* [Given instruction] Rewrite each of the following items as a JSON list of strings, with one string per line and no blank lines.

* [Material]
━━━━━━━━━━━━━━━━

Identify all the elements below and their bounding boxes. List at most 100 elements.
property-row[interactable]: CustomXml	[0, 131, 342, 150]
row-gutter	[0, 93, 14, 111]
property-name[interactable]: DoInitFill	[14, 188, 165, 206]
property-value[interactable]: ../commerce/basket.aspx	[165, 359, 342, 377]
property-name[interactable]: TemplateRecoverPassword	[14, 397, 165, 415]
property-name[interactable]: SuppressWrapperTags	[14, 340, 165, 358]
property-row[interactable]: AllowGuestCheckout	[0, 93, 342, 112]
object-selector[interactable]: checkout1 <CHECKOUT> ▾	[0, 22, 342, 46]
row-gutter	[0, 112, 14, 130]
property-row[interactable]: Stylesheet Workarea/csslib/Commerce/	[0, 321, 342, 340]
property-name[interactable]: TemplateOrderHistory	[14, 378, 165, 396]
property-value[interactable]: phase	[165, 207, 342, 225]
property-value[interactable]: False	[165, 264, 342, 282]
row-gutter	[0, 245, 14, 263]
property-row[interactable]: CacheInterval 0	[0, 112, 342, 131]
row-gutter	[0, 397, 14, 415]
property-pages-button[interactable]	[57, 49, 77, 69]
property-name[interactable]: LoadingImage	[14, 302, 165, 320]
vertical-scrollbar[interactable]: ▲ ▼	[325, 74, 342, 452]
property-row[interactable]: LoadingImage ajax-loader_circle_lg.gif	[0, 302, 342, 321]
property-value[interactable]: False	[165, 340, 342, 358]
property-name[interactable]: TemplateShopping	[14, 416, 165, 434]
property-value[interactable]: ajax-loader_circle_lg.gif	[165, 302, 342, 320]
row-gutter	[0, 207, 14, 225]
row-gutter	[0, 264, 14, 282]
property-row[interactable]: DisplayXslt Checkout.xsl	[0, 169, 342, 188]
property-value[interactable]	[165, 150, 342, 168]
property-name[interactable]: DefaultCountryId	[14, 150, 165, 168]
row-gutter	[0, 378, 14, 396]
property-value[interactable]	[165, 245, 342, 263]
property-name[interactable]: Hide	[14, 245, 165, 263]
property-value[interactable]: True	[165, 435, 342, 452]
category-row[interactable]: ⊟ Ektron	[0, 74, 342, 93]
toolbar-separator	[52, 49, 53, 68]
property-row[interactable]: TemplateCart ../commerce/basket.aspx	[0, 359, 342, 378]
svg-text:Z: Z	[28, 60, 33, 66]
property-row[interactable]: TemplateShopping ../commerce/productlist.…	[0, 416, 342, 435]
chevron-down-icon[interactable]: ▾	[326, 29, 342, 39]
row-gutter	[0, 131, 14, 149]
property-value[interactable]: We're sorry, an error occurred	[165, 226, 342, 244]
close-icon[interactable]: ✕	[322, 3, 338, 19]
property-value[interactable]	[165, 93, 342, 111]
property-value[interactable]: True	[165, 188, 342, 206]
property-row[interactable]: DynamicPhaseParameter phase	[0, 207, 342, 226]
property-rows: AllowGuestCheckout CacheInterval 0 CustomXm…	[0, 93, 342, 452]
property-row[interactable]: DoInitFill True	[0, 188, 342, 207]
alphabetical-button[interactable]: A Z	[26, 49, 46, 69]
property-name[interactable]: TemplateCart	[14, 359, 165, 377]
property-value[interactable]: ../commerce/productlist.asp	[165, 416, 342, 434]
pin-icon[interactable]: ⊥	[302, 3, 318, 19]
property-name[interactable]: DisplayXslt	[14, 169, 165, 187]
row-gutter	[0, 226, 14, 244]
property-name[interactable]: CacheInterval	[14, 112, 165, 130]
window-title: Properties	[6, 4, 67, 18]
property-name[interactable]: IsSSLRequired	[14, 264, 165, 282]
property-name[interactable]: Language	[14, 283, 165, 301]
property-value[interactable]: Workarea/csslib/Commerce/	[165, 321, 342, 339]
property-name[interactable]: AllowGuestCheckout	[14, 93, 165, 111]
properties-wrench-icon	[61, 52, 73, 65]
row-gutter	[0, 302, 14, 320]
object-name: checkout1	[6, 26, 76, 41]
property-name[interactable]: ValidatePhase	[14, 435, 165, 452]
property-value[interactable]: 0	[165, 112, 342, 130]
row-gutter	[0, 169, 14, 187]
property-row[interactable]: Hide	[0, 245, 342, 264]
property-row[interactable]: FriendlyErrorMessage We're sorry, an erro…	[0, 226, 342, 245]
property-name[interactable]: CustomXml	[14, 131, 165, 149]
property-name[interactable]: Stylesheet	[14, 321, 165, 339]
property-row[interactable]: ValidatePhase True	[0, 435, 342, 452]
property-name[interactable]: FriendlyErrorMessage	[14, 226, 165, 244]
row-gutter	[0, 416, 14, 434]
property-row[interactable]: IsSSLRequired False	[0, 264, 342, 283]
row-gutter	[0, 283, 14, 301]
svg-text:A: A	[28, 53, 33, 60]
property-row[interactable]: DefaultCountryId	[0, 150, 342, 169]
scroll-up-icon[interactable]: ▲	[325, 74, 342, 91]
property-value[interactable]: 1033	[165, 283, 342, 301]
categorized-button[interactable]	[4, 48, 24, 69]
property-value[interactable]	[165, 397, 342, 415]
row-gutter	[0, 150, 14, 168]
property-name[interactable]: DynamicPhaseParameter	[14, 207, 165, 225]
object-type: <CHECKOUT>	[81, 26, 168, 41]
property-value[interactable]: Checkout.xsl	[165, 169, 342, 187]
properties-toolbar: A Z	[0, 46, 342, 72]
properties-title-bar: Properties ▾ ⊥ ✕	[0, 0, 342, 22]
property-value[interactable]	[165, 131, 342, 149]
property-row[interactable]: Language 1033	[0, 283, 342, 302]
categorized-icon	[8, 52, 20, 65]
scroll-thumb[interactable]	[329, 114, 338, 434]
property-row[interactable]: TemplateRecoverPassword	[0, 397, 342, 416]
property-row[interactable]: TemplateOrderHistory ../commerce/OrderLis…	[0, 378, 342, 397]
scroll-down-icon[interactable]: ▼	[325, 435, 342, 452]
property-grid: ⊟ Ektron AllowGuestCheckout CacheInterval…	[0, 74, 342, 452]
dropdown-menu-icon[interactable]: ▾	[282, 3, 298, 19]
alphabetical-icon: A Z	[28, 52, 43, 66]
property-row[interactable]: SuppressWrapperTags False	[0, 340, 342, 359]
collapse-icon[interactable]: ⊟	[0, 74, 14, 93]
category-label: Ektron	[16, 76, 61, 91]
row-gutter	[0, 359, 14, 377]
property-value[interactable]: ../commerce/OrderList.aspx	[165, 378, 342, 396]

━━━━━━━━━━━━━━━━

* [Correct answer]
[
  "Identify all the elements below and their bounding boxes. List at most 100 elements.",
  "property-row[interactable]: CustomXml\t[0, 131, 342, 150]",
  "row-gutter\t[0, 93, 14, 111]",
  "property-name[interactable]: DoInitFill\t[14, 188, 165, 206]",
  "property-value[interactable]: ../commerce/basket.aspx\t[165, 359, 342, 377]",
  "property-name[interactable]: TemplateRecoverPassword\t[14, 397, 165, 415]",
  "property-name[interactable]: SuppressWrapperTags\t[14, 340, 165, 358]",
  "property-row[interactable]: AllowGuestCheckout\t[0, 93, 342, 112]",
  "object-selector[interactable]: checkout1 <CHECKOUT> ▾\t[0, 22, 342, 46]",
  "row-gutter\t[0, 112, 14, 130]",
  "property-row[interactable]: Stylesheet Workarea/csslib/Commerce/\t[0, 321, 342, 340]",
  "property-name[interactable]: TemplateOrderHistory\t[14, 378, 165, 396]",
  "property-value[interactable]: phase\t[165, 207, 342, 225]",
  "property-value[interactable]: False\t[165, 264, 342, 282]",
  "row-gutter\t[0, 245, 14, 263]",
  "property-row[interactable]: CacheInterval 0\t[0, 112, 342, 131]",
  "row-gutter\t[0, 397, 14, 415]",
  "property-pages-button[interactable]\t[57, 49, 77, 69]",
  "property-name[interactable]: LoadingImage\t[14, 302, 165, 320]",
  "vertical-scrollbar[interactable]: ▲ ▼\t[325, 74, 342, 452]",
  "property-row[interactable]: LoadingImage ajax-loader_circle_lg.gif\t[0, 302, 342, 321]",
  "property-value[interactable]: False\t[165, 340, 342, 358]",
  "property-name[interactable]: TemplateShopping\t[14, 416, 165, 434]",
  "property-value[interactable]: ajax-loader_circle_lg.gif\t[165, 302, 342, 320]",
  "row-gutter\t[0, 207, 14, 225]",
  "row-gutter\t[0, 264, 14, 282]",
  "property-row[interactable]: DisplayXslt Checkout.xsl\t[0, 169, 342, 188]",
  "property-value[interactable]\t[165, 150, 342, 168]",
  "property-name[interactable]: DefaultCountryId\t[14, 150, 165, 168]",
  "row-gutter\t[0, 378, 14, 396]",
  "property-value[interactable]\t[165, 245, 342, 263]",
  "property-name[interactable]: Hide\t[14, 245, 165, 263]",
  "property-value[interactable]: True\t[165, 435, 342, 452]",
  "category-row[interactable]: ⊟ Ektron\t[0, 74, 342, 93]",
  "toolbar-separator\t[52, 49, 53, 68]",
  "property-row[interactable]: TemplateCart ../commerce/basket.aspx\t[0, 359, 342, 378]",
  "svg-text:Z: Z\t[28, 60, 33, 66]",
  "property-row[interactable]: TemplateShopping ../commerce/productlist.…\t[0, 416, 342, 435]",
  "chevron-down-icon[interactable]: ▾\t[326, 29, 342, 39]",
  "row-gutter\t[0, 131, 14, 149]",
  "property-value[interactable]: We're sorry, an error occurred\t[165, 226, 342, 244]",
  "close-icon[interactable]: ✕\t[322, 3, 338, 19]",
  "property-value[interactable]\t[165, 93, 342, 111]",
  "property-value[interactable]: True\t[165, 188, 342, 206]",
  "property-row[interactable]: DynamicPhaseParameter phase\t[0, 207, 342, 226]",
  "property-rows: AllowGuestCheckout CacheInterval 0 CustomXm…\t[0, 93, 342, 452]",
  "property-row[interactable]: DoInitFill True\t[0, 188, 342, 207]",
  "alphabetical-button[interactable]: A Z\t[26, 49, 46, 69]",
  "property-name[interactable]: TemplateCart\t[14, 359, 165, 377]",
  "property-value[interactable]: ../commerce/productlist.asp\t[165, 416, 342, 434]",
  "pin-icon[interactable]: ⊥\t[302, 3, 318, 19]",
  "property-name[interactable]: DisplayXslt\t[14, 169, 165, 187]",
  "row-gutter\t[0, 226, 14, 244]",
  "property-name[interactable]: CacheInterval\t[14, 112, 165, 130]",
  "window-title: Properties\t[6, 4, 67, 18]",
  "property-name[interactable]: IsSSLRequired\t[14, 264, 165, 282]",
  "property-name[interactable]: Language\t[14, 283, 165, 301]",
  "property-value[interactable]: Workarea/csslib/Commerce/\t[165, 321, 342, 339]",
  "property-name[interactable]: AllowGuestCheckout\t[14, 93, 165, 111]",
  "properties-wrench-icon\t[61, 52, 73, 65]",
  "row-gutter\t[0, 302, 14, 320]",
  "object-name: checkout1\t[6, 26, 76, 41]",
  "property-name[interactable]: ValidatePhase\t[14, 435, 165, 452]",
  "property-value[interactable]: 0\t[165, 112, 342, 130]",
  "row-gutter\t[0, 169, 14, 187]",
  "property-row[interactable]: Hide\t[0, 245, 342, 264]",
  "property-row[interactable]: FriendlyErrorMessage We're sorry, an erro…\t[0, 226, 342, 245]",
  "property-name[interactable]: CustomXml\t[14, 131, 165, 149]",
  "property-name[interactable]: Stylesheet\t[14, 321, 165, 339]",
  "property-row[interactable]: ValidatePhase True\t[0, 435, 342, 452]",
  "property-name[interactable]: FriendlyErrorMessage\t[14, 226, 165, 244]",
  "row-gutter\t[0, 416, 14, 434]",
  "property-row[interactable]: IsSSLRequired False\t[0, 264, 342, 283]",
  "row-gutter\t[0, 283, 14, 301]",
  "svg-text:A: A\t[28, 53, 33, 60]",
  "property-row[interactable]: DefaultCountryId\t[0, 150, 342, 169]",
  "scroll-up-icon[interactable]: ▲\t[325, 74, 342, 91]",
  "property-value[interactable]: 1033\t[165, 283, 342, 301]",
  "categorized-button[interactable]\t[4, 48, 24, 69]",
  "property-value[interactable]\t[165, 397, 342, 415]",
  "row-gutter\t[0, 150, 14, 168]",
  "property-name[interactable]: DynamicPhaseParameter\t[14, 207, 165, 225]",
  "object-type: <CHECKOUT>\t[81, 26, 168, 41]",
  "property-value[interactable]: Checkout.xsl\t[165, 169, 342, 187]",
  "properties-toolbar: A Z\t[0, 46, 342, 72]",
  "properties-title-bar: Properties ▾ ⊥ ✕\t[0, 0, 342, 22]",
  "property-value[interactable]\t[165, 131, 342, 149]",
  "property-row[interactable]: Language 1033\t[0, 283, 342, 302]",
  "categorized-icon\t[8, 52, 20, 65]",
  "scroll-thumb[interactable]\t[329, 114, 338, 434]",
  "property-row[interactable]: TemplateRecoverPassword\t[0, 397, 342, 416]",
  "property-row[interactable]: TemplateOrderHistory ../commerce/OrderLis…\t[0, 378, 342, 397]",
  "scroll-down-icon[interactable]: ▼\t[325, 435, 342, 452]",
  "property-grid: ⊟ Ektron AllowGuestCheckout CacheInterval…\t[0, 74, 342, 452]",
  "dropdown-menu-icon[interactable]: ▾\t[282, 3, 298, 19]",
  "alphabetical-icon: A Z\t[28, 52, 43, 66]",
  "property-row[interactable]: SuppressWrapperTags False\t[0, 340, 342, 359]",
  "collapse-icon[interactable]: ⊟\t[0, 74, 14, 93]",
  "category-label: Ektron\t[16, 76, 61, 91]",
  "row-gutter\t[0, 359, 14, 377]",
  "property-value[interactable]: ../commerce/OrderList.aspx\t[165, 378, 342, 396]"
]